Article:
↓↓↓

Additionally, just because people want you to participate in events and celebrations doesn’t mean you’re obligated to do so, said Robert Johansson, CEO and tech expert at imgkits. “Don’t over-schedule commitments, minimize (holiday) stress. If your schedule is so jam-packed with events and duties that you don’t have any time for yourself, it’s important to learn to say no. People who actually care about you will understand if you refuse an invitation, and it’s perfectly acceptable to cut corners. This can help you cope with the stress of the season.”
Money itself causes stress without the added pressure of the holidays, said Erin Papworth, MPH, a money coach and founder of Nav.it, a fintech start-up.
“Seventy percent of Americans feel anxiety around money, but there are small, daily habits you can create to help you not only cope better but also improve how you manage money, ultimately reducing that stress. For instance, try taking a moment every day to reflect on your purchases. This daily moment of money mindfulness can have a serious impact,” she said.
She pointed out that practicing mindfulness promotes “a better work ethic, productivity, listening skills, sleep — even improved financial habits.”
“When we practice daily, digestible financial habits, we’re 10 times more likely to achieve our financial goals.”
Implement Conscious Self-Care
Reducing stress is up to each of us. We can’t wait for others to do it for us, and we can’t put it off for another time.
Anthony Martin, CEO of Choice Mutual and a member of the Forbes Finance Council, said, “Not everyone is going to be surrounded by family and friends; and, for those people, keeping the holiday blues away is crucial. This could be cooking a nice meal, putting on a good movie or having a meal with loved ones over Skype. Not everyone can fly home for the holidays.

↑↑↑

Source data:
↓↓↓

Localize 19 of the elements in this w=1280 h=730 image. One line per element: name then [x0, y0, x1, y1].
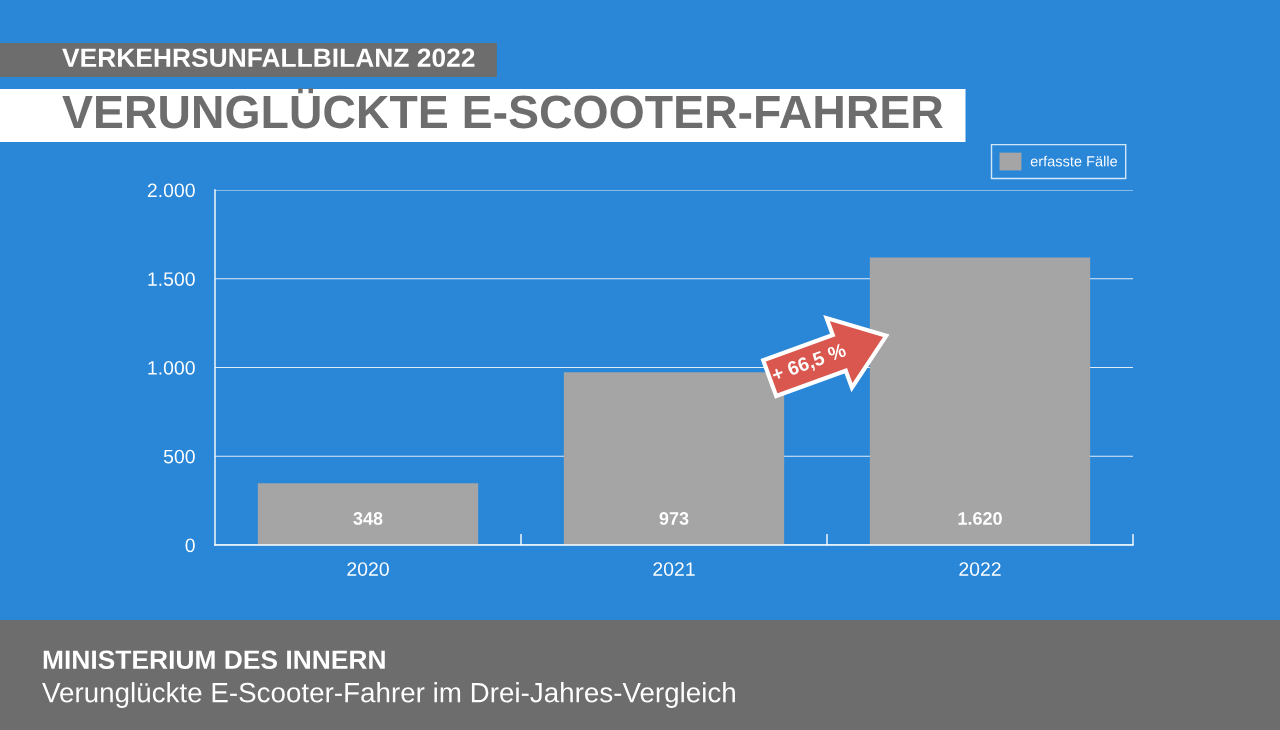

↑↑↑

Problems to work on:
(1) List every person named in the holiday stress article.
(2) Retype the holiday stress article from "Additionally, just because" up to and including "a fintech start-up.".

Solutions below:
(1)
Robert Johansson
Erin Papworth
Anthony Martin

(2)
Additionally, just because people want you to participate in events and celebrations doesn’t mean you’re obligated to do so, said Robert Johansson, CEO and tech expert at imgkits. “Don’t over-schedule commitments, minimize (holiday) stress. If your schedule is so jam-packed with events and duties that you don’t have any time for yourself, it’s important to learn to say no. People who actually care about you will understand if you refuse an invitation, and it’s perfectly acceptable to cut corners. This can help you cope with the stress of the season.”
Money itself causes stress without the added pressure of the holidays, said Erin Papworth, MPH, a money coach and founder of Nav.it, a fintech start-up.